NAFDAC reiterates fight against ‘hidden hunger’

By Ajuma Edwina Ogiri

National Agency for Food and Drug Administration and Control (NAFDAC) has again restated its avowed commitment to the fight against the incidence of “hidden hunger” in the country.
A statement by NAFDAC’s Director of Special Duties, Abubakar Jimoh, said the Agency’s Director-General, Dr. Paul Orhii, declared this in Abuja while receiving the I-Check equipment for testing of iodine in salt donated by Global Alliance for Improved Nutrition (GAIN) and Micronutrient Initiative (MI).

He said non-iodised salt constituted a serious health challenge on the mental development of children and other devastating consequences occasioned by iodine deficiency disorders.
It added that the Country Manager of GAIN, Dr. Larry Umunna, while making the donation with his counterpart at MI, Dr. Oladipo Rauf, lamented the decline in the consumption of adequately iodised salt at household levels from 98 per cent in 2005 to 52 per cent in 2008.

[Exercise set]
a) In the NAFDAC article, condense the paragraph beginning "A statement by NAFDAC's Director of Special Duties" into a single shorter sentence that keeps its main facts.
b) Carry on the article about NAFDAC and hidden hunger from its last sentence.
The records that come next are separate material and have no connection to the NAFDAC article.

[Provided data]
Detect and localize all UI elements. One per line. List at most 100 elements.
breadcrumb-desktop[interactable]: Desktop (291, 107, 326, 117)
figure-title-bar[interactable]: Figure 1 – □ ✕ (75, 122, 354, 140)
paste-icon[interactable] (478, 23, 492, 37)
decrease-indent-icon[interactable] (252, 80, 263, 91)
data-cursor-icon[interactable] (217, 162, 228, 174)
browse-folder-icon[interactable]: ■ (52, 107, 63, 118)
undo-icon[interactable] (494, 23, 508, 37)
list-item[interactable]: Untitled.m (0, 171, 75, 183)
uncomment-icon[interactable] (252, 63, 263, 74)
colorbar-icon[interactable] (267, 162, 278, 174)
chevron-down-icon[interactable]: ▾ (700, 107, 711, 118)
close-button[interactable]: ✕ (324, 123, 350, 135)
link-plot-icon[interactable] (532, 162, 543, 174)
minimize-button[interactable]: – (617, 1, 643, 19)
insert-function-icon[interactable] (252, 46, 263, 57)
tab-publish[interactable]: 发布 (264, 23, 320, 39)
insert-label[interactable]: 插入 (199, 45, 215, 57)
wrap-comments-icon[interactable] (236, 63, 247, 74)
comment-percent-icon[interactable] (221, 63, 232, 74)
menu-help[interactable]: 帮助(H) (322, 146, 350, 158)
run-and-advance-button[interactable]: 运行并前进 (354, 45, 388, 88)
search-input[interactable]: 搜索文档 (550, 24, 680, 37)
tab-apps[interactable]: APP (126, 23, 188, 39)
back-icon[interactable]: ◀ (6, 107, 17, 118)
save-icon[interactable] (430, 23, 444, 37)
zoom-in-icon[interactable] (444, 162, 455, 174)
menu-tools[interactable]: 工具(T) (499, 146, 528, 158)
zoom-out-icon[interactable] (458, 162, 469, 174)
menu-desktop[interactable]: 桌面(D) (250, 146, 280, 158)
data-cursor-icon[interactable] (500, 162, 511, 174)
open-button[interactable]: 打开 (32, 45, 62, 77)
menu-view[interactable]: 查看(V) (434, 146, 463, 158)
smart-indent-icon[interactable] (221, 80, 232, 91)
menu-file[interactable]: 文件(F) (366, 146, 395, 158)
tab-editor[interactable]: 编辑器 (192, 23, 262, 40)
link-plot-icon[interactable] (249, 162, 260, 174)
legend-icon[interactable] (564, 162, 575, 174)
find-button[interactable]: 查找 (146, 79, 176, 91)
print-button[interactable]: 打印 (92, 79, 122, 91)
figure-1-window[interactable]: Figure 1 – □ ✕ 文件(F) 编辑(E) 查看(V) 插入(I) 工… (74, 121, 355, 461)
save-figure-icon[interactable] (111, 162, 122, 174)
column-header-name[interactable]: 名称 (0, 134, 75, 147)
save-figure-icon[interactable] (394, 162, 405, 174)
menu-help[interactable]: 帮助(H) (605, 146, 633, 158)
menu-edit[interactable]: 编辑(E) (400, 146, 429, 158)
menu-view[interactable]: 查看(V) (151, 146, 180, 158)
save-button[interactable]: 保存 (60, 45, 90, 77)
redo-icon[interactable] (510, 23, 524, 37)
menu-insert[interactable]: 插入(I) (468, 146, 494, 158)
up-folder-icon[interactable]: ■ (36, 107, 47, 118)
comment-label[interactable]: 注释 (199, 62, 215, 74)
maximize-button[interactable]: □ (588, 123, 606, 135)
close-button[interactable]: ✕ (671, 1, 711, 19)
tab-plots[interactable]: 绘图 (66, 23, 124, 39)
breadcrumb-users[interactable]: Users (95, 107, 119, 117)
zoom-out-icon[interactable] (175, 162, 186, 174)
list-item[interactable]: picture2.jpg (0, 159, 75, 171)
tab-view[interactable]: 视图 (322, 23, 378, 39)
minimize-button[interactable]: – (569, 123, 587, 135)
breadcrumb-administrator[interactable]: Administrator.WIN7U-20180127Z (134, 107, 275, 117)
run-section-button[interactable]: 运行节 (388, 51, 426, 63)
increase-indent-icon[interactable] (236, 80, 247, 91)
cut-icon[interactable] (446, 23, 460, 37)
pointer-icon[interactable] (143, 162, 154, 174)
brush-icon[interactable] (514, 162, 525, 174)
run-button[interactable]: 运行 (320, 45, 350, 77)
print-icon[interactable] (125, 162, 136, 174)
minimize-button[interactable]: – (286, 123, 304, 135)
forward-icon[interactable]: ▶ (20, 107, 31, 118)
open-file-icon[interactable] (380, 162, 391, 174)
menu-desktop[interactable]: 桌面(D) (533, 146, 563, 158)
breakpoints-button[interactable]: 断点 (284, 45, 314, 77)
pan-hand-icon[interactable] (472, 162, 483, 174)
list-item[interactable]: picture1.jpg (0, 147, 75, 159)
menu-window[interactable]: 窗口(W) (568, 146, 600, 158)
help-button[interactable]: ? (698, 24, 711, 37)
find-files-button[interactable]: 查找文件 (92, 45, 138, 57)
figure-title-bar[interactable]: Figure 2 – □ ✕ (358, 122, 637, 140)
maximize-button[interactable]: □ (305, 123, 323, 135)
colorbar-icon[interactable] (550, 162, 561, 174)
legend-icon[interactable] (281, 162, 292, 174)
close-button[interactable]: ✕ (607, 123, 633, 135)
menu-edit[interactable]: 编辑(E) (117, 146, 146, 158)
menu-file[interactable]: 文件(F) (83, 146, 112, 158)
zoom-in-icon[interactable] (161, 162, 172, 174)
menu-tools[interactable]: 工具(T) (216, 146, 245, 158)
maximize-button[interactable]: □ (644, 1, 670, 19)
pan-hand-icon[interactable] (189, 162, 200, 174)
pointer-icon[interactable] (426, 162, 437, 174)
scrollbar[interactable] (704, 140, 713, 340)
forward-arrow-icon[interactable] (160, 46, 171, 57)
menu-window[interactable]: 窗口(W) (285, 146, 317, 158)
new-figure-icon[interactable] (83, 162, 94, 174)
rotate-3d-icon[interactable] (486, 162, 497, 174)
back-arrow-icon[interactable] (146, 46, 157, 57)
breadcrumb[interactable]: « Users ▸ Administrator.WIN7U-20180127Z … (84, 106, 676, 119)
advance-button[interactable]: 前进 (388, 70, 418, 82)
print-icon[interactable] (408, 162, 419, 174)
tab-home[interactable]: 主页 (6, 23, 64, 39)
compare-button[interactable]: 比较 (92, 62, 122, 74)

[Answers in order]
a) According to a statement by NAFDAC's Director of Special Duties, Abubakar Jimoh, Director-General Dr. Paul Orhii made the declaration in Abuja on receiving I-Check iodine-in-salt testing equipment donated by GAIN and MI.

b)
The statement said: “The goal of this project is to accelerate efforts towards the sustainable elimination of Iodine Deficiency Disorders (IDD) as a public health problem through salt iodisation. We also want to increase the national coverage of households consuming adequately iodised salt to at least 85 per cent.”
It would be recalled that GAIN in 2012 made a similar donation of 12 units of I-Check kits to NAFDAC for testing of Vitamin A and Iron in flour, vegetable oil and sugar.